## START

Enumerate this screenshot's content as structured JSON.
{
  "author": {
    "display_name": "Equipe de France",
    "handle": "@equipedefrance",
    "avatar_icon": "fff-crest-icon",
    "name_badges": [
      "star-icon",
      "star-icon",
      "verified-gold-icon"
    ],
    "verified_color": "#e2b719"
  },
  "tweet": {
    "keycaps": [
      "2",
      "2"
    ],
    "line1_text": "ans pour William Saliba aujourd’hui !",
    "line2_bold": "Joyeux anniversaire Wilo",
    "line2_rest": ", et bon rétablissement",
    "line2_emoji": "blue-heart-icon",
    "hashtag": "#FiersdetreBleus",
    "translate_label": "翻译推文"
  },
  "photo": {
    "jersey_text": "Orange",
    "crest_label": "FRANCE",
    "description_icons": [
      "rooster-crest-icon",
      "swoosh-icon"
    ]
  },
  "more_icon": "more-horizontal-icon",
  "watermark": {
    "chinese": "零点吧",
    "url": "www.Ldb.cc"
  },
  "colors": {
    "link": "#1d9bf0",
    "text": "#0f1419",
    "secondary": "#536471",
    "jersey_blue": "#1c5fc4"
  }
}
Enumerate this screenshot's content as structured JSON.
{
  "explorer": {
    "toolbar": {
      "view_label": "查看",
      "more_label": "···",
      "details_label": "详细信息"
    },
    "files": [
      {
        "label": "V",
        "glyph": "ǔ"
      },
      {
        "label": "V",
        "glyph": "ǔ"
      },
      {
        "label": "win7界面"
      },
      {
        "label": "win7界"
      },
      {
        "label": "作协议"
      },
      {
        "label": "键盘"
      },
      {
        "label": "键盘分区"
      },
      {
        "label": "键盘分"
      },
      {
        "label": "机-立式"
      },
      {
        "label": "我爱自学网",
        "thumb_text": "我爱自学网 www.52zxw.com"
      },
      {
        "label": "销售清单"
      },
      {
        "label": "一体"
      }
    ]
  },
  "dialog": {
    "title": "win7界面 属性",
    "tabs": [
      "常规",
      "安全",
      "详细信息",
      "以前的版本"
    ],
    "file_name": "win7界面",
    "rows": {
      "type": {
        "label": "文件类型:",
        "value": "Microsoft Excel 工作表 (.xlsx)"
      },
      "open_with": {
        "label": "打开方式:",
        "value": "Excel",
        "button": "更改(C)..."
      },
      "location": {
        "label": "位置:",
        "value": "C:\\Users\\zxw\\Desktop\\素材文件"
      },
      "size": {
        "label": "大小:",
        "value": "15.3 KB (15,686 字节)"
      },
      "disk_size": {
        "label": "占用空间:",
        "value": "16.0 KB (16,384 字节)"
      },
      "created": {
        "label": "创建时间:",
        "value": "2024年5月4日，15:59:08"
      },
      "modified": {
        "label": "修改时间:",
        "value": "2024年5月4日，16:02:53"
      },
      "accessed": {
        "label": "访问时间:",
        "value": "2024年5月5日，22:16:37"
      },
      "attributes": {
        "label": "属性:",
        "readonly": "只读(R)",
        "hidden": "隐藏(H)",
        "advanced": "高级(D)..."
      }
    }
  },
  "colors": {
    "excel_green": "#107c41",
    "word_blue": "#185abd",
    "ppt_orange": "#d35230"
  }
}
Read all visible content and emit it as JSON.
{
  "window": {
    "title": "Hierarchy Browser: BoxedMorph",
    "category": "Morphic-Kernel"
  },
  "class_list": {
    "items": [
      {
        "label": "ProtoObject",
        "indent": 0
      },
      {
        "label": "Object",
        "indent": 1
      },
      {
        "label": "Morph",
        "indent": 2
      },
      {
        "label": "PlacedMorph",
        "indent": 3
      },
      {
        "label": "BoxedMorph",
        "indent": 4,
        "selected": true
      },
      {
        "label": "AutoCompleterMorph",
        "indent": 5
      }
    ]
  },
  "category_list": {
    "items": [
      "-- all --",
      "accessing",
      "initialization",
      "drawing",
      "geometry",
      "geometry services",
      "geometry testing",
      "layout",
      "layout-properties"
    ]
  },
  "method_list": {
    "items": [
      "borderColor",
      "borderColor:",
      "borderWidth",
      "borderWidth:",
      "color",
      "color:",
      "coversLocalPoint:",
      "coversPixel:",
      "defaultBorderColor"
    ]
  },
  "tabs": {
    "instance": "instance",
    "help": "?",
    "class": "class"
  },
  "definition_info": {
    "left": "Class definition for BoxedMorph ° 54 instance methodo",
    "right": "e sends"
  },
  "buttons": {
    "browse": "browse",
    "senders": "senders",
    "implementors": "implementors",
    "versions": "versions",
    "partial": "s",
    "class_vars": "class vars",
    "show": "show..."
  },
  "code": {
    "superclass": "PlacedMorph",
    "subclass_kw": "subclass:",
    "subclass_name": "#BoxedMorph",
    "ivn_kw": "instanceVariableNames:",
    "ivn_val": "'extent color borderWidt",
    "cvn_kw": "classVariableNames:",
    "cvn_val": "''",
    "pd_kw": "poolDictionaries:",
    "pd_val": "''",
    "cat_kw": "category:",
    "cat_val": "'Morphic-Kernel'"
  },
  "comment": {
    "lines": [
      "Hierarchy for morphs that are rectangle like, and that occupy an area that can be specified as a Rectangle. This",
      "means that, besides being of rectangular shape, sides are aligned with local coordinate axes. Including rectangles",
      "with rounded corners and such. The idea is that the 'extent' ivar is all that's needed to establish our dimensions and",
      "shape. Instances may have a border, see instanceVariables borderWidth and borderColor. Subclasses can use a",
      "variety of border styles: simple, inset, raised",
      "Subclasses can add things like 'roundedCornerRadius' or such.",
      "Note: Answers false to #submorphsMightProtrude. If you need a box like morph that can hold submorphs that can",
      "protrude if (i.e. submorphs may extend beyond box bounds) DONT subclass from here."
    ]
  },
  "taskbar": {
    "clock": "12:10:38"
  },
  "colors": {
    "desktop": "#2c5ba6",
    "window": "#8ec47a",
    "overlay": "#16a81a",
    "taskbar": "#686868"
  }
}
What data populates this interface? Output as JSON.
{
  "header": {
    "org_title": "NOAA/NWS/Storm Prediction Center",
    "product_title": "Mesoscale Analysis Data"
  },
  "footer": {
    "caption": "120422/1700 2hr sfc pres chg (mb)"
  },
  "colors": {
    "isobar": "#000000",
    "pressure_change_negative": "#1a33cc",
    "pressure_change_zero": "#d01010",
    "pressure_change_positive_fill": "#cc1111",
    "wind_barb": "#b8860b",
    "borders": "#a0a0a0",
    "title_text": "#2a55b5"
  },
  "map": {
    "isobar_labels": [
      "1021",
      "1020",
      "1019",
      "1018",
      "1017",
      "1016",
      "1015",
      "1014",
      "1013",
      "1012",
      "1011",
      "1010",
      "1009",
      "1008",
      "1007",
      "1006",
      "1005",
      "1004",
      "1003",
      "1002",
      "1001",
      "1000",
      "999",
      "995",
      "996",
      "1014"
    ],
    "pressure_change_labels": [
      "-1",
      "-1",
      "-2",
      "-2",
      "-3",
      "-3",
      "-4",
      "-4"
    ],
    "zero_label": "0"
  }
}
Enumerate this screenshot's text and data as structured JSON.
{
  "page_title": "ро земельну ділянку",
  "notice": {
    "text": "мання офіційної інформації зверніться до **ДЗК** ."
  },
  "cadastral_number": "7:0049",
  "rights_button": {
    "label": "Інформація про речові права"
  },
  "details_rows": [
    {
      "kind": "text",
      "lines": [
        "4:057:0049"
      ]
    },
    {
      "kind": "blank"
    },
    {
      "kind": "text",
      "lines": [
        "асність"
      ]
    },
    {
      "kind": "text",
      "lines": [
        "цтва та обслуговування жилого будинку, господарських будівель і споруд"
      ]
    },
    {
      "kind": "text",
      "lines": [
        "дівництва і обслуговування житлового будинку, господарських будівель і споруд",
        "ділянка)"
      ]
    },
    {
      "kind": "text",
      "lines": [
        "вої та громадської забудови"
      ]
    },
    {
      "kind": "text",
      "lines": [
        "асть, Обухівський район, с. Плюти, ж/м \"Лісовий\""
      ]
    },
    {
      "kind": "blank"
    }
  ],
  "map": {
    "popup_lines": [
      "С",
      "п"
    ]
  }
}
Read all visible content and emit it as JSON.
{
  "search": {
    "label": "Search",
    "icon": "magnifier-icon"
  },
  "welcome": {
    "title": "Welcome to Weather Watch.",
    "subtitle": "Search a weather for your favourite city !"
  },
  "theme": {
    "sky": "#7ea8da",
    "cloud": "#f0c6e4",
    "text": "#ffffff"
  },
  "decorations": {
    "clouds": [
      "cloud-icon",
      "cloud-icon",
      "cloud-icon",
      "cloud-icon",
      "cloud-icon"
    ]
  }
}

## END

> [THE EXERCISE] Respond with the number of lines containing "споруд" and no additional words.

> [TASK RESULT] 2